▶ **WORK TO DO**:
Output every record word for word.

=====

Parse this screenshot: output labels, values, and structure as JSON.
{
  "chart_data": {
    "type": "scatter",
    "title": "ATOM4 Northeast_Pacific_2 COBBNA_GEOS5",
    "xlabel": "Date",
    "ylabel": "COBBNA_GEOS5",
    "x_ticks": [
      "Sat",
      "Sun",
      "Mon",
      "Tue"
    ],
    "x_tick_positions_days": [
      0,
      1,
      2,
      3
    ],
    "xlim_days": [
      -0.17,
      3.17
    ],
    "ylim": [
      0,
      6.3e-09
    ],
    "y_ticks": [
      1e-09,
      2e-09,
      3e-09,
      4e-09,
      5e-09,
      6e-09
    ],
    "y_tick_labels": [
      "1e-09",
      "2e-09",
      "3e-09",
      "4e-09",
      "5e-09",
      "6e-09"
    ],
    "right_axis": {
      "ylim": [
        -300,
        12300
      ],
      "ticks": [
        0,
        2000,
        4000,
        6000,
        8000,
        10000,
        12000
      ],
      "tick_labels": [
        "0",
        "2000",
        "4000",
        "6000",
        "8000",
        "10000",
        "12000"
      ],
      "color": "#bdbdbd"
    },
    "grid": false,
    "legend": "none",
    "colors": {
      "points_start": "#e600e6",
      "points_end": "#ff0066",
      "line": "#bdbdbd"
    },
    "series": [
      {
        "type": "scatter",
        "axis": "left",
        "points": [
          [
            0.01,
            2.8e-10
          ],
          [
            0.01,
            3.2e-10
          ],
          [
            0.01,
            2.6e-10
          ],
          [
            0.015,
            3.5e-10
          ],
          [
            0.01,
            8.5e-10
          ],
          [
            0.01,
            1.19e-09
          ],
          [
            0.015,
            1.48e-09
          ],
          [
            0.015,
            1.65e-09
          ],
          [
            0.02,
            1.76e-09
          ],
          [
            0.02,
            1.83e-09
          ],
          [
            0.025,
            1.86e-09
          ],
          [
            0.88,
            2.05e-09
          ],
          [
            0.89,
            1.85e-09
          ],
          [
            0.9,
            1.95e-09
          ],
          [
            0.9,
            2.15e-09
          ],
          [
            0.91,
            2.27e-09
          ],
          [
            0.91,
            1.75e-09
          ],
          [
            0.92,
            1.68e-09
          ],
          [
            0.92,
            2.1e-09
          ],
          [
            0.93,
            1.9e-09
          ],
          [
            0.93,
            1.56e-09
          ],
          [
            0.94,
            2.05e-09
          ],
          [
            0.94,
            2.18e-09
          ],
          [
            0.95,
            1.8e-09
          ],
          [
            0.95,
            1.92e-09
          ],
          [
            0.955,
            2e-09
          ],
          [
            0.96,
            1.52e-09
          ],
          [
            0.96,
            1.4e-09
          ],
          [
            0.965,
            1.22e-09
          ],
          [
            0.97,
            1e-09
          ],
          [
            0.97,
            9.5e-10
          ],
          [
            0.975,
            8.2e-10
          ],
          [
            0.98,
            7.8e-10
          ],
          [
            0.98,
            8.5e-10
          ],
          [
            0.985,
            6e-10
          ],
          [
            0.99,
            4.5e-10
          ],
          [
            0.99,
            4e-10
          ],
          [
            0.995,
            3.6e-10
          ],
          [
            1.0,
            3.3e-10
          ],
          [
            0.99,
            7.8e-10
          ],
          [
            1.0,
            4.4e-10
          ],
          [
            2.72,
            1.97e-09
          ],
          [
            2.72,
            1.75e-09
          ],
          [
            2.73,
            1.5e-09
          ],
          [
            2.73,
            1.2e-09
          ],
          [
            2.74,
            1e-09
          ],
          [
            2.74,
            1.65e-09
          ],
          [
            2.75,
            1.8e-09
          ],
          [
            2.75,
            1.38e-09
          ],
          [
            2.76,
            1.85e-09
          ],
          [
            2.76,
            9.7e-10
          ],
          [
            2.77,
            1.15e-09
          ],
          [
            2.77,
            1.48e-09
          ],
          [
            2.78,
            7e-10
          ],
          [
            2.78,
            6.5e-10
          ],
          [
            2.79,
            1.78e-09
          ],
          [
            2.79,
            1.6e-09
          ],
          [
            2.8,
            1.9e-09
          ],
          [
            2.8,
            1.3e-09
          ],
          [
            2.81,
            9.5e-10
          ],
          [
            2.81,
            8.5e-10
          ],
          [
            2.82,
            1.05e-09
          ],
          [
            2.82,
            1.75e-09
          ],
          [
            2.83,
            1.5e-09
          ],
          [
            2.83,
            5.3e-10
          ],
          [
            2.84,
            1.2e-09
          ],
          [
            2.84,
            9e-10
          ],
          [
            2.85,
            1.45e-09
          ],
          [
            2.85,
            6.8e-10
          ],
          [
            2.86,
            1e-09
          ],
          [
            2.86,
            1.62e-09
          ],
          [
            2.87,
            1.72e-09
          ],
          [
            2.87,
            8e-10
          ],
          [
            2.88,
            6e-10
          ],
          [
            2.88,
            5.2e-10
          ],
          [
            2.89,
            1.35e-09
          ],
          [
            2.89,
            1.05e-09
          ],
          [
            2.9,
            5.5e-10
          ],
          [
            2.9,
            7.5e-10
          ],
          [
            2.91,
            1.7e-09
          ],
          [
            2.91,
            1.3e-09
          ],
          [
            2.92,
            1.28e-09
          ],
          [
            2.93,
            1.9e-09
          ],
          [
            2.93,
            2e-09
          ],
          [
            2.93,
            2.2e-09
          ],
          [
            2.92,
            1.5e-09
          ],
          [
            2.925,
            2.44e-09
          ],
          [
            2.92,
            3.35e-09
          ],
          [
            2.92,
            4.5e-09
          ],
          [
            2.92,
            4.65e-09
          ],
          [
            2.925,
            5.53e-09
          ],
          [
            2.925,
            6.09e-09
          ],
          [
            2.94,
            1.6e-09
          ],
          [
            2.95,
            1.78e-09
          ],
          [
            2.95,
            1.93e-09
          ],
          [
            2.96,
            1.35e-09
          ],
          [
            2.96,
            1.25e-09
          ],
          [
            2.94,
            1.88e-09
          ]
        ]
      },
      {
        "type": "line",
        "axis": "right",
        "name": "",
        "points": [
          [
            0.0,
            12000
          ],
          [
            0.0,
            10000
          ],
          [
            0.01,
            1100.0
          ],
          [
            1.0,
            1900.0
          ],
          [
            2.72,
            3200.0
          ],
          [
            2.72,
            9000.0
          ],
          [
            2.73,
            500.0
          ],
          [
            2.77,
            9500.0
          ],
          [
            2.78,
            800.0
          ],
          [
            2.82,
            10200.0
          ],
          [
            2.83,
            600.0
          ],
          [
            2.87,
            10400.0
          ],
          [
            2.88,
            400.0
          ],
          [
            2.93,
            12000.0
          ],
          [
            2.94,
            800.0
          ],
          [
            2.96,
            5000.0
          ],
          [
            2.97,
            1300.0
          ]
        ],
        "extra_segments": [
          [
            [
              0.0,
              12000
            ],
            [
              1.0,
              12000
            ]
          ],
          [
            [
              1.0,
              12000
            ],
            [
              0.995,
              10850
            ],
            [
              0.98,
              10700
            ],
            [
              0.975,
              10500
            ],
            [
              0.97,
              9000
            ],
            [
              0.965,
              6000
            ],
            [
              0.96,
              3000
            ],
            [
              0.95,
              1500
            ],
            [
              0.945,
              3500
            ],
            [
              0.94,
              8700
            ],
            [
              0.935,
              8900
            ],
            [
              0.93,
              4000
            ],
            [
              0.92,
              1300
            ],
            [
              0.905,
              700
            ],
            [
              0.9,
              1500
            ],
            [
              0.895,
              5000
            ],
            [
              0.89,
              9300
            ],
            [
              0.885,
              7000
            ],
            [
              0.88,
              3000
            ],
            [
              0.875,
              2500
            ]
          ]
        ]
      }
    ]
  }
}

=====

▶ **ANSWER TO THE PROBLEM**:
Parse this screenshot: output labels, values, and structure as JSON.
{
  "chart_data": {
    "type": "scatter",
    "title": "ATOM4 Northeast_Pacific_2 COBBNA_GEOS5",
    "xlabel": "Date",
    "ylabel": "COBBNA_GEOS5",
    "x_ticks": [
      "Sat",
      "Sun",
      "Mon",
      "Tue"
    ],
    "x_tick_positions_days": [
      0,
      1,
      2,
      3
    ],
    "xlim_days": [
      -0.17,
      3.17
    ],
    "ylim": [
      0,
      6.3e-09
    ],
    "y_ticks": [
      1e-09,
      2e-09,
      3e-09,
      4e-09,
      5e-09,
      6e-09
    ],
    "y_tick_labels": [
      "1e-09",
      "2e-09",
      "3e-09",
      "4e-09",
      "5e-09",
      "6e-09"
    ],
    "right_axis": {
      "ylim": [
        -300,
        12300
      ],
      "ticks": [
        0,
        2000,
        4000,
        6000,
        8000,
        10000,
        12000
      ],
      "tick_labels": [
        "0",
        "2000",
        "4000",
        "6000",
        "8000",
        "10000",
        "12000"
      ],
      "color": "#bdbdbd"
    },
    "grid": false,
    "legend": "none",
    "colors": {
      "points_start": "#e600e6",
      "points_end": "#ff0066",
      "line": "#bdbdbd"
    },
    "series": [
      {
        "type": "scatter",
        "axis": "left",
        "points": [
          [
            0.01,
            2.8e-10
          ],
          [
            0.01,
            3.2e-10
          ],
          [
            0.01,
            2.6e-10
          ],
          [
            0.015,
            3.5e-10
          ],
          [
            0.01,
            8.5e-10
          ],
          [
            0.01,
            1.19e-09
          ],
          [
            0.015,
            1.48e-09
          ],
          [
            0.015,
            1.65e-09
          ],
          [
            0.02,
            1.76e-09
          ],
          [
            0.02,
            1.83e-09
          ],
          [
            0.025,
            1.86e-09
          ],
          [
            0.88,
            2.05e-09
          ],
          [
            0.89,
            1.85e-09
          ],
          [
            0.9,
            1.95e-09
          ],
          [
            0.9,
            2.15e-09
          ],
          [
            0.91,
            2.27e-09
          ],
          [
            0.91,
            1.75e-09
          ],
          [
            0.92,
            1.68e-09
          ],
          [
            0.92,
            2.1e-09
          ],
          [
            0.93,
            1.9e-09
          ],
          [
            0.93,
            1.56e-09
          ],
          [
            0.94,
            2.05e-09
          ],
          [
            0.94,
            2.18e-09
          ],
          [
            0.95,
            1.8e-09
          ],
          [
            0.95,
            1.92e-09
          ],
          [
            0.955,
            2e-09
          ],
          [
            0.96,
            1.52e-09
          ],
          [
            0.96,
            1.4e-09
          ],
          [
            0.965,
            1.22e-09
          ],
          [
            0.97,
            1e-09
          ],
          [
            0.97,
            9.5e-10
          ],
          [
            0.975,
            8.2e-10
          ],
          [
            0.98,
            7.8e-10
          ],
          [
            0.98,
            8.5e-10
          ],
          [
            0.985,
            6e-10
          ],
          [
            0.99,
            4.5e-10
          ],
          [
            0.99,
            4e-10
          ],
          [
            0.995,
            3.6e-10
          ],
          [
            1.0,
            3.3e-10
          ],
          [
            0.99,
            7.8e-10
          ],
          [
            1.0,
            4.4e-10
          ],
          [
            2.72,
            1.97e-09
          ],
          [
            2.72,
            1.75e-09
          ],
          [
            2.73,
            1.5e-09
          ],
          [
            2.73,
            1.2e-09
          ],
          [
            2.74,
            1e-09
          ],
          [
            2.74,
            1.65e-09
          ],
          [
            2.75,
            1.8e-09
          ],
          [
            2.75,
            1.38e-09
          ],
          [
            2.76,
            1.85e-09
          ],
          [
            2.76,
            9.7e-10
          ],
          [
            2.77,
            1.15e-09
          ],
          [
            2.77,
            1.48e-09
          ],
          [
            2.78,
            7e-10
          ],
          [
            2.78,
            6.5e-10
          ],
          [
            2.79,
            1.78e-09
          ],
          [
            2.79,
            1.6e-09
          ],
          [
            2.8,
            1.9e-09
          ],
          [
            2.8,
            1.3e-09
          ],
          [
            2.81,
            9.5e-10
          ],
          [
            2.81,
            8.5e-10
          ],
          [
            2.82,
            1.05e-09
          ],
          [
            2.82,
            1.75e-09
          ],
          [
            2.83,
            1.5e-09
          ],
          [
            2.83,
            5.3e-10
          ],
          [
            2.84,
            1.2e-09
          ],
          [
            2.84,
            9e-10
          ],
          [
            2.85,
            1.45e-09
          ],
          [
            2.85,
            6.8e-10
          ],
          [
            2.86,
            1e-09
          ],
          [
            2.86,
            1.62e-09
          ],
          [
            2.87,
            1.72e-09
          ],
          [
            2.87,
            8e-10
          ],
          [
            2.88,
            6e-10
          ],
          [
            2.88,
            5.2e-10
          ],
          [
            2.89,
            1.35e-09
          ],
          [
            2.89,
            1.05e-09
          ],
          [
            2.9,
            5.5e-10
          ],
          [
            2.9,
            7.5e-10
          ],
          [
            2.91,
            1.7e-09
          ],
          [
            2.91,
            1.3e-09
          ],
          [
            2.92,
            1.28e-09
          ],
          [
            2.93,
            1.9e-09
          ],
          [
            2.93,
            2e-09
          ],
          [
            2.93,
            2.2e-09
          ],
          [
            2.92,
            1.5e-09
          ],
          [
            2.925,
            2.44e-09
          ],
          [
            2.92,
            3.35e-09
          ],
          [
            2.92,
            4.5e-09
          ],
          [
            2.92,
            4.65e-09
          ],
          [
            2.925,
            5.53e-09
          ],
          [
            2.925,
            6.09e-09
          ],
          [
            2.94,
            1.6e-09
          ],
          [
            2.95,
            1.78e-09
          ],
          [
            2.95,
            1.93e-09
          ],
          [
            2.96,
            1.35e-09
          ],
          [
            2.96,
            1.25e-09
          ],
          [
            2.94,
            1.88e-09
          ]
        ]
      },
      {
        "type": "line",
        "axis": "right",
        "name": "",
        "points": [
          [
            0.0,
            12000
          ],
          [
            0.0,
            10000
          ],
          [
            0.01,
            1100.0
          ],
          [
            1.0,
            1900.0
          ],
          [
            2.72,
            3200.0
          ],
          [
            2.72,
            9000.0
          ],
          [
            2.73,
            500.0
          ],
          [
            2.77,
            9500.0
          ],
          [
            2.78,
            800.0
          ],
          [
            2.82,
            10200.0
          ],
          [
            2.83,
            600.0
          ],
          [
            2.87,
            10400.0
          ],
          [
            2.88,
            400.0
          ],
          [
            2.93,
            12000.0
          ],
          [
            2.94,
            800.0
          ],
          [
            2.96,
            5000.0
          ],
          [
            2.97,
            1300.0
          ]
        ],
        "extra_segments": [
          [
            [
              0.0,
              12000
            ],
            [
              1.0,
              12000
            ]
          ],
          [
            [
              1.0,
              12000
            ],
            [
              0.995,
              10850
            ],
            [
              0.98,
              10700
            ],
            [
              0.975,
              10500
            ],
            [
              0.97,
              9000
            ],
            [
              0.965,
              6000
            ],
            [
              0.96,
              3000
            ],
            [
              0.95,
              1500
            ],
            [
              0.945,
              3500
            ],
            [
              0.94,
              8700
            ],
            [
              0.935,
              8900
            ],
            [
              0.93,
              4000
            ],
            [
              0.92,
              1300
            ],
            [
              0.905,
              700
            ],
            [
              0.9,
              1500
            ],
            [
              0.895,
              5000
            ],
            [
              0.89,
              9300
            ],
            [
              0.885,
              7000
            ],
            [
              0.88,
              3000
            ],
            [
              0.875,
              2500
            ]
          ]
        ]
      }
    ]
  }
}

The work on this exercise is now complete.